INPUT FOR THIS TASK |
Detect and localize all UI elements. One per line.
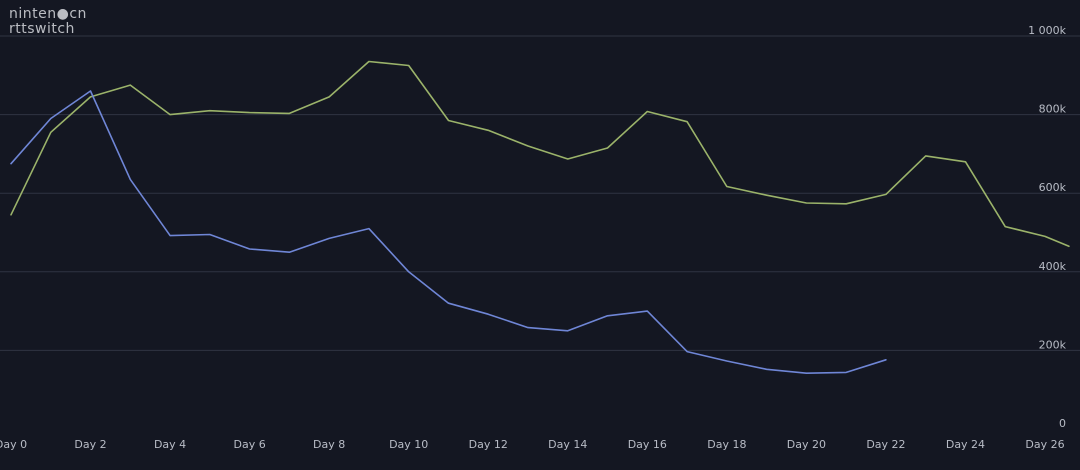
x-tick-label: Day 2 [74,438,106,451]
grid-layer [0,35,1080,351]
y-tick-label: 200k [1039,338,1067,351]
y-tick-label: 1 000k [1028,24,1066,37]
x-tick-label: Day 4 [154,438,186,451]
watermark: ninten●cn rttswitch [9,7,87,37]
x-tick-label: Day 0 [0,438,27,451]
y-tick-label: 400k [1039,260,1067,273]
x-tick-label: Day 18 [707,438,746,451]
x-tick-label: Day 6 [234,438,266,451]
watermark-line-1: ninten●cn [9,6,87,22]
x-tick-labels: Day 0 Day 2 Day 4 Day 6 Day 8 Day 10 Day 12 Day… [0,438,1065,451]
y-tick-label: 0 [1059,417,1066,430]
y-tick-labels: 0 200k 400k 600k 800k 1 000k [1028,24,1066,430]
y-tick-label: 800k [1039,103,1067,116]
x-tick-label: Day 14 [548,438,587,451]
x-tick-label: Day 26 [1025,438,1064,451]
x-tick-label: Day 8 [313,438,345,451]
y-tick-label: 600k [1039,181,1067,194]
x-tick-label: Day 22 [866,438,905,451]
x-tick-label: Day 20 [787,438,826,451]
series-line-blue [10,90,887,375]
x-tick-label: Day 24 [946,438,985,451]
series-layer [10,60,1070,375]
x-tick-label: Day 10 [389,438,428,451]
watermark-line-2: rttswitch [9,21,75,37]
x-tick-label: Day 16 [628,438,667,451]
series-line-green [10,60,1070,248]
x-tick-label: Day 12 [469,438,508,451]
* * *
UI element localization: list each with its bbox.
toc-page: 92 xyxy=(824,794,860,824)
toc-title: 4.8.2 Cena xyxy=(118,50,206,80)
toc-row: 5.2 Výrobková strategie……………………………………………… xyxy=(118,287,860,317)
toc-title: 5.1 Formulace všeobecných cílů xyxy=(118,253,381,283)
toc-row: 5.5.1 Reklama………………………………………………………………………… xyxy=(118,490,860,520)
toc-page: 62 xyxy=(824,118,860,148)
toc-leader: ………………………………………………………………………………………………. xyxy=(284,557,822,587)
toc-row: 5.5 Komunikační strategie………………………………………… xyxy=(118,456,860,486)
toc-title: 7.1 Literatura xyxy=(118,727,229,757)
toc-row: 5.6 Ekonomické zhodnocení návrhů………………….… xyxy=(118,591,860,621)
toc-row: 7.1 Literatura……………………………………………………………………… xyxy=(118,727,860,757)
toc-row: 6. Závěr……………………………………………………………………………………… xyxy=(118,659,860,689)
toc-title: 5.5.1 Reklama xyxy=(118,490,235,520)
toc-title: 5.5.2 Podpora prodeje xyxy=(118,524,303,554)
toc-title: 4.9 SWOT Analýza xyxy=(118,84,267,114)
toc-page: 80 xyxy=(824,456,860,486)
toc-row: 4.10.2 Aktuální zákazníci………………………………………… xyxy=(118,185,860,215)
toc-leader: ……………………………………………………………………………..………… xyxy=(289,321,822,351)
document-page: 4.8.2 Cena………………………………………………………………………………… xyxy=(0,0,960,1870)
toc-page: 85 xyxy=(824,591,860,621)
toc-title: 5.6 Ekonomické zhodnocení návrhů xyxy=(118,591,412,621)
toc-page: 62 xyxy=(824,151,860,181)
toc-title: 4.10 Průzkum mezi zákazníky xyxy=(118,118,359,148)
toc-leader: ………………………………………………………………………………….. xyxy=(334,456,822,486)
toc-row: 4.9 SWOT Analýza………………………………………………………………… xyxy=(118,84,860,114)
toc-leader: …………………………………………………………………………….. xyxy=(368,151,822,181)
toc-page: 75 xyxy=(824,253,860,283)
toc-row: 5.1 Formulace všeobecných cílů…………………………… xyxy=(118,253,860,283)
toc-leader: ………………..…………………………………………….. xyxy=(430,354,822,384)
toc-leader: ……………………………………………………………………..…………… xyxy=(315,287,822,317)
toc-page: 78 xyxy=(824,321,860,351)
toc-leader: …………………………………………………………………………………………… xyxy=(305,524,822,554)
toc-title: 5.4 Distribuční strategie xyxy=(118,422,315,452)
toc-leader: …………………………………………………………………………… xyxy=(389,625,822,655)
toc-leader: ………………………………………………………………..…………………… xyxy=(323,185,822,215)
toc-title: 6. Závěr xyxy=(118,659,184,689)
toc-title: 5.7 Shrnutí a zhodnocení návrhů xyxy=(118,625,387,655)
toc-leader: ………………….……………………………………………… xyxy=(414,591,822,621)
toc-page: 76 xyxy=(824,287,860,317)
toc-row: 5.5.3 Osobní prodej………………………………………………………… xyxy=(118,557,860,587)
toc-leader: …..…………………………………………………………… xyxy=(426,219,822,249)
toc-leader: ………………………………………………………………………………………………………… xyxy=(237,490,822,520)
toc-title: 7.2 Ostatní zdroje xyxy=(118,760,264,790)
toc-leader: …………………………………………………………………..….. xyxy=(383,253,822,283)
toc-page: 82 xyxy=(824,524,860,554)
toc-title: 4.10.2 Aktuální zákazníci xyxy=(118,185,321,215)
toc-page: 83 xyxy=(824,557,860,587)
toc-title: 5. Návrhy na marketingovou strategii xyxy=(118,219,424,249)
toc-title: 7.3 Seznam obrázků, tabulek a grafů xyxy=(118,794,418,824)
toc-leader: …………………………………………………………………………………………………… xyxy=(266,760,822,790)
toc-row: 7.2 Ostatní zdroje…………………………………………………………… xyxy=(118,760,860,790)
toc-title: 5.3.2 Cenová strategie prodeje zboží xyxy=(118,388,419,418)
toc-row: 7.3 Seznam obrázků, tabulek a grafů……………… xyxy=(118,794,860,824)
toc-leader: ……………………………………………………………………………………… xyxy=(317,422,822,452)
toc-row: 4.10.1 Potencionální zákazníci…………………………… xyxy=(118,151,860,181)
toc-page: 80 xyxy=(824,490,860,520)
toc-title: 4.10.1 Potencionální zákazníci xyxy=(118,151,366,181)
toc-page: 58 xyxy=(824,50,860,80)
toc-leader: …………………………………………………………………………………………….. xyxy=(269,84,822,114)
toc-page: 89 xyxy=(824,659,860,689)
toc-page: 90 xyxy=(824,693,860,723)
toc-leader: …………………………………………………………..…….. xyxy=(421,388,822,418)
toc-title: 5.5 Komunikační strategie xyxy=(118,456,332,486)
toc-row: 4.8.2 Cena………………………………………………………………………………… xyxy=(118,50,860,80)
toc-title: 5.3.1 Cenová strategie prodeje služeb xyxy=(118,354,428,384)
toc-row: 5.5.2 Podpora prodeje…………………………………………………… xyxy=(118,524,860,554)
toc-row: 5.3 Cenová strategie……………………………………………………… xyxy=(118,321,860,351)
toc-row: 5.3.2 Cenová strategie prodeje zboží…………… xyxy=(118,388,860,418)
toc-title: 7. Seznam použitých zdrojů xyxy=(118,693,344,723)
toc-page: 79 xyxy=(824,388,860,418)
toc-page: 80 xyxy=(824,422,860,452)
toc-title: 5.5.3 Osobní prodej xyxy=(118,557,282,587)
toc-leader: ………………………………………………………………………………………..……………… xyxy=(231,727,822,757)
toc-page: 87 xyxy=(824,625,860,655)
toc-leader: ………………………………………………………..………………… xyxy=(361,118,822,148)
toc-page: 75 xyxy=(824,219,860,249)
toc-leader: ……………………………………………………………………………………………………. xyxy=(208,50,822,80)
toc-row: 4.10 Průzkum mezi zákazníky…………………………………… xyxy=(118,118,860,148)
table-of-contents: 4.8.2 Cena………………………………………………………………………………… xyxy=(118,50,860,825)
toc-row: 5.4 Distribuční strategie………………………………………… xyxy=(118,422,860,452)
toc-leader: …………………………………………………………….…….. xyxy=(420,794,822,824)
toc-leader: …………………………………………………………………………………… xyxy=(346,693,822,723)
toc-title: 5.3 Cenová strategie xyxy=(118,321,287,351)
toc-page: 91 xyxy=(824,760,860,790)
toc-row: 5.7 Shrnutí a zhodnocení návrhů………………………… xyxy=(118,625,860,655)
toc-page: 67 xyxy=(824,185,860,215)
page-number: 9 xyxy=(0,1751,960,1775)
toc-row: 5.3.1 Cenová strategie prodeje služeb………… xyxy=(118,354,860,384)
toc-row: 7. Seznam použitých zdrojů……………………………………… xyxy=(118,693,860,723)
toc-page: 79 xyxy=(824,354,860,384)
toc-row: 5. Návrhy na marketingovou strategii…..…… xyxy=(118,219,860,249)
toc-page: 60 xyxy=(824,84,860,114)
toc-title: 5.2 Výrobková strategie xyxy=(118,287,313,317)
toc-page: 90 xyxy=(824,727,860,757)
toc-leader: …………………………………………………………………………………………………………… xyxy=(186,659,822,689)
* * *
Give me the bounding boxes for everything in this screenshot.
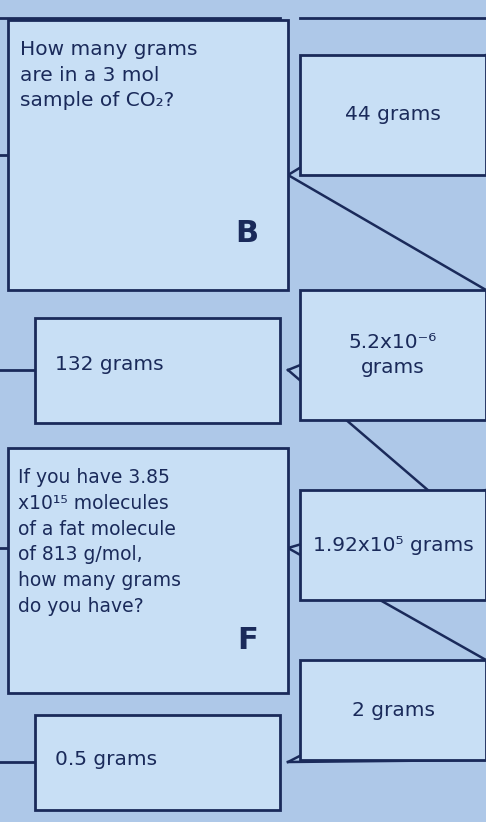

TASK GOAL | Copy the listing lines from the one containing "UI element localization: list" up to and including the one containing "toc-title: 7.1 Literatura".

TASK ANSWER |
UI element localization: list each with its bbox.
toc-page: 92 xyxy=(824,794,860,824)
toc-title: 4.8.2 Cena xyxy=(118,50,206,80)
toc-row: 5.2 Výrobková strategie……………………………………………… xyxy=(118,287,860,317)
toc-title: 5.1 Formulace všeobecných cílů xyxy=(118,253,381,283)
toc-row: 5.5.1 Reklama………………………………………………………………………… xyxy=(118,490,860,520)
toc-page: 62 xyxy=(824,118,860,148)
toc-leader: ………………………………………………………………………………………………. xyxy=(284,557,822,587)
toc-row: 5.5 Komunikační strategie………………………………………… xyxy=(118,456,860,486)
toc-title: 7.1 Literatura xyxy=(118,727,229,757)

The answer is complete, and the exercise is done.